Dataset items:
# # # #
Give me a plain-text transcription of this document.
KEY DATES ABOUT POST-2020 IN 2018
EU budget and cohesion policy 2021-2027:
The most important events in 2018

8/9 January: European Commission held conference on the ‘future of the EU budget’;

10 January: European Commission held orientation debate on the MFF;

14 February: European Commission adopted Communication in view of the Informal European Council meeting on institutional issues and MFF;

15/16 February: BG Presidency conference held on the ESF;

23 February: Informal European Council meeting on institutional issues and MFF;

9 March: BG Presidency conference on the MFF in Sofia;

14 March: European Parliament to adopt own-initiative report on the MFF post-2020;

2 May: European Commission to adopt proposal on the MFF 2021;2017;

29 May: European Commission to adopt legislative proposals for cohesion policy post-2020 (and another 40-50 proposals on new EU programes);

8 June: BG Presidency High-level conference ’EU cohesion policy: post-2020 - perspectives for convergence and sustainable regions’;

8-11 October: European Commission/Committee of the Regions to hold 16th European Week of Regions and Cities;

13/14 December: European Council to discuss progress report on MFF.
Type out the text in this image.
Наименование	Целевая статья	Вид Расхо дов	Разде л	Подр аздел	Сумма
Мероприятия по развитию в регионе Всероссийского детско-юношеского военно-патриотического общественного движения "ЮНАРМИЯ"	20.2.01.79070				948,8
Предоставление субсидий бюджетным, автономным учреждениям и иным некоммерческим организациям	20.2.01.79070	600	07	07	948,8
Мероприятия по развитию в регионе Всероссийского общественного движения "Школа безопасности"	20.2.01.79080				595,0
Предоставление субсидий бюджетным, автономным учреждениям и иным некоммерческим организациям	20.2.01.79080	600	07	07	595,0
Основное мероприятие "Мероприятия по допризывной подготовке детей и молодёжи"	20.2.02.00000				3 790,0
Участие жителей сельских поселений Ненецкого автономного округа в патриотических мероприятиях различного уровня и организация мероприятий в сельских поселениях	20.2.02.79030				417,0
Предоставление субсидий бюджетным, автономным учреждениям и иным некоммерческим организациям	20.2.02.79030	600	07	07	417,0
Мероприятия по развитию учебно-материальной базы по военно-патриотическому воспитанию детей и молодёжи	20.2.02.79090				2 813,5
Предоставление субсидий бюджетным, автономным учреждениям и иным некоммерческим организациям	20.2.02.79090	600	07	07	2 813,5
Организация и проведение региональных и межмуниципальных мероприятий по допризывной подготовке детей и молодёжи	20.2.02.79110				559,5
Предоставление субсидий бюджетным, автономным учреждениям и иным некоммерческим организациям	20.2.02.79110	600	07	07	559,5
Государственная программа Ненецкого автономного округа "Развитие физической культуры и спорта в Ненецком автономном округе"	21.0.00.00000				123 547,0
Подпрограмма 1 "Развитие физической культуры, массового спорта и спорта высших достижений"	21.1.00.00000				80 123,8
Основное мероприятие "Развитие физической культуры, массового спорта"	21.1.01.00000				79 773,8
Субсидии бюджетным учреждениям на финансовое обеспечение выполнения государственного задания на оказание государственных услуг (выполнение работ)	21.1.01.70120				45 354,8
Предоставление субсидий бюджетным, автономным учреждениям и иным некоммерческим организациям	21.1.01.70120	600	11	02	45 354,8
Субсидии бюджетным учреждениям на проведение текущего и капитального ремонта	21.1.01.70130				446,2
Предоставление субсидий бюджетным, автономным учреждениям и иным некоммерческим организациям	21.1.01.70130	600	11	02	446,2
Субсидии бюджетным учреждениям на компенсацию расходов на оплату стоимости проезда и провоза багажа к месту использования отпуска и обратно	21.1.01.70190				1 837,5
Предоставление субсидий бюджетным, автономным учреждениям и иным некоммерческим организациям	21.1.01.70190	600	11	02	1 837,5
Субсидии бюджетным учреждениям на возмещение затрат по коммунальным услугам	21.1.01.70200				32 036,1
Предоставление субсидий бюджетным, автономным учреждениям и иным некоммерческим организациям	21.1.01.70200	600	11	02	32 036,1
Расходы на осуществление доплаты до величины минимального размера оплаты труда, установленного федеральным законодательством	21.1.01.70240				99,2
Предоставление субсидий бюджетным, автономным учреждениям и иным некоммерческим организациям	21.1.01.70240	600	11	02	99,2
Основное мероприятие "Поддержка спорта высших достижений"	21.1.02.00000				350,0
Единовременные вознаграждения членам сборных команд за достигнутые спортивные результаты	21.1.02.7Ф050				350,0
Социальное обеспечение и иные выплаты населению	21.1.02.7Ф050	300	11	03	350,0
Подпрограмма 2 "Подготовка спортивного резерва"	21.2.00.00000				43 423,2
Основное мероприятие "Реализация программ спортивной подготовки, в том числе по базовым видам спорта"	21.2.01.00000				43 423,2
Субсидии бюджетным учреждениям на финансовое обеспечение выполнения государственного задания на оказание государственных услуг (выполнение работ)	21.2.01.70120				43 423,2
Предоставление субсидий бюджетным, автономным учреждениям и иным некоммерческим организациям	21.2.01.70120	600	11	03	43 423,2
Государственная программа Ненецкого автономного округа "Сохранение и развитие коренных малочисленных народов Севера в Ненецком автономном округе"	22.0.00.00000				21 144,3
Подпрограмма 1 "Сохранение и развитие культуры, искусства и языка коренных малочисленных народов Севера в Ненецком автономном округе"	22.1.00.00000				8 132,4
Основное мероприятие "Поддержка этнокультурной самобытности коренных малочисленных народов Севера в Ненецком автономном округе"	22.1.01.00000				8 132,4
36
# # # #
**Direction**
Set every line of the listing down word for word.

**Exercise answer**
Give me a plain-text transcription of this document.
KEY DATES ABOUT POST-2020 IN 2018
EU budget and cohesion policy 2021-2027:
The most important events in 2018

8/9 January: European Commission held conference on the ‘future of the EU budget’;

10 January: European Commission held orientation debate on the MFF;

14 February: European Commission adopted Communication in view of the Informal European Council meeting on institutional issues and MFF;

15/16 February: BG Presidency conference held on the ESF;

23 February: Informal European Council meeting on institutional issues and MFF;

9 March: BG Presidency conference on the MFF in Sofia;

14 March: European Parliament to adopt own-initiative report on the MFF post-2020;

2 May: European Commission to adopt proposal on the MFF 2021;2017;

29 May: European Commission to adopt legislative proposals for cohesion policy post-2020 (and another 40-50 proposals on new EU programes);

8 June: BG Presidency High-level conference ’EU cohesion policy: post-2020 - perspectives for convergence and sustainable regions’;

8-11 October: European Commission/Committee of the Regions to hold 16th European Week of Regions and Cities;

13/14 December: European Council to discuss progress report on MFF.
Type out the text in this image.
Наименование	Целевая статья	Вид Расхо дов	Разде л	Подр аздел	Сумма
Мероприятия по развитию в регионе Всероссийского детско-юношеского военно-патриотического общественного движения "ЮНАРМИЯ"	20.2.01.79070				948,8
Предоставление субсидий бюджетным, автономным учреждениям и иным некоммерческим организациям	20.2.01.79070	600	07	07	948,8
Мероприятия по развитию в регионе Всероссийского общественного движения "Школа безопасности"	20.2.01.79080				595,0
Предоставление субсидий бюджетным, автономным учреждениям и иным некоммерческим организациям	20.2.01.79080	600	07	07	595,0
Основное мероприятие "Мероприятия по допризывной подготовке детей и молодёжи"	20.2.02.00000				3 790,0
Участие жителей сельских поселений Ненецкого автономного округа в патриотических мероприятиях различного уровня и организация мероприятий в сельских поселениях	20.2.02.79030				417,0
Предоставление субсидий бюджетным, автономным учреждениям и иным некоммерческим организациям	20.2.02.79030	600	07	07	417,0
Мероприятия по развитию учебно-материальной базы по военно-патриотическому воспитанию детей и молодёжи	20.2.02.79090				2 813,5
Предоставление субсидий бюджетным, автономным учреждениям и иным некоммерческим организациям	20.2.02.79090	600	07	07	2 813,5
Организация и проведение региональных и межмуниципальных мероприятий по допризывной подготовке детей и молодёжи	20.2.02.79110				559,5
Предоставление субсидий бюджетным, автономным учреждениям и иным некоммерческим организациям	20.2.02.79110	600	07	07	559,5
Государственная программа Ненецкого автономного округа "Развитие физической культуры и спорта в Ненецком автономном округе"	21.0.00.00000				123 547,0
Подпрограмма 1 "Развитие физической культуры, массового спорта и спорта высших достижений"	21.1.00.00000				80 123,8
Основное мероприятие "Развитие физической культуры, массового спорта"	21.1.01.00000				79 773,8
Субсидии бюджетным учреждениям на финансовое обеспечение выполнения государственного задания на оказание государственных услуг (выполнение работ)	21.1.01.70120				45 354,8
Предоставление субсидий бюджетным, автономным учреждениям и иным некоммерческим организациям	21.1.01.70120	600	11	02	45 354,8
Субсидии бюджетным учреждениям на проведение текущего и капитального ремонта	21.1.01.70130				446,2
Предоставление субсидий бюджетным, автономным учреждениям и иным некоммерческим организациям	21.1.01.70130	600	11	02	446,2
Субсидии бюджетным учреждениям на компенсацию расходов на оплату стоимости проезда и провоза багажа к месту использования отпуска и обратно	21.1.01.70190				1 837,5
Предоставление субсидий бюджетным, автономным учреждениям и иным некоммерческим организациям	21.1.01.70190	600	11	02	1 837,5
Субсидии бюджетным учреждениям на возмещение затрат по коммунальным услугам	21.1.01.70200				32 036,1
Предоставление субсидий бюджетным, автономным учреждениям и иным некоммерческим организациям	21.1.01.70200	600	11	02	32 036,1
Расходы на осуществление доплаты до величины минимального размера оплаты труда, установленного федеральным законодательством	21.1.01.70240				99,2
Предоставление субсидий бюджетным, автономным учреждениям и иным некоммерческим организациям	21.1.01.70240	600	11	02	99,2
Основное мероприятие "Поддержка спорта высших достижений"	21.1.02.00000				350,0
Единовременные вознаграждения членам сборных команд за достигнутые спортивные результаты	21.1.02.7Ф050				350,0
Социальное обеспечение и иные выплаты населению	21.1.02.7Ф050	300	11	03	350,0
Подпрограмма 2 "Подготовка спортивного резерва"	21.2.00.00000				43 423,2
Основное мероприятие "Реализация программ спортивной подготовки, в том числе по базовым видам спорта"	21.2.01.00000				43 423,2
Субсидии бюджетным учреждениям на финансовое обеспечение выполнения государственного задания на оказание государственных услуг (выполнение работ)	21.2.01.70120				43 423,2
Предоставление субсидий бюджетным, автономным учреждениям и иным некоммерческим организациям	21.2.01.70120	600	11	03	43 423,2
Государственная программа Ненецкого автономного округа "Сохранение и развитие коренных малочисленных народов Севера в Ненецком автономном округе"	22.0.00.00000				21 144,3
Подпрограмма 1 "Сохранение и развитие культуры, искусства и языка коренных малочисленных народов Севера в Ненецком автономном округе"	22.1.00.00000				8 132,4
Основное мероприятие "Поддержка этнокультурной самобытности коренных малочисленных народов Севера в Ненецком автономном округе"	22.1.01.00000				8 132,4
36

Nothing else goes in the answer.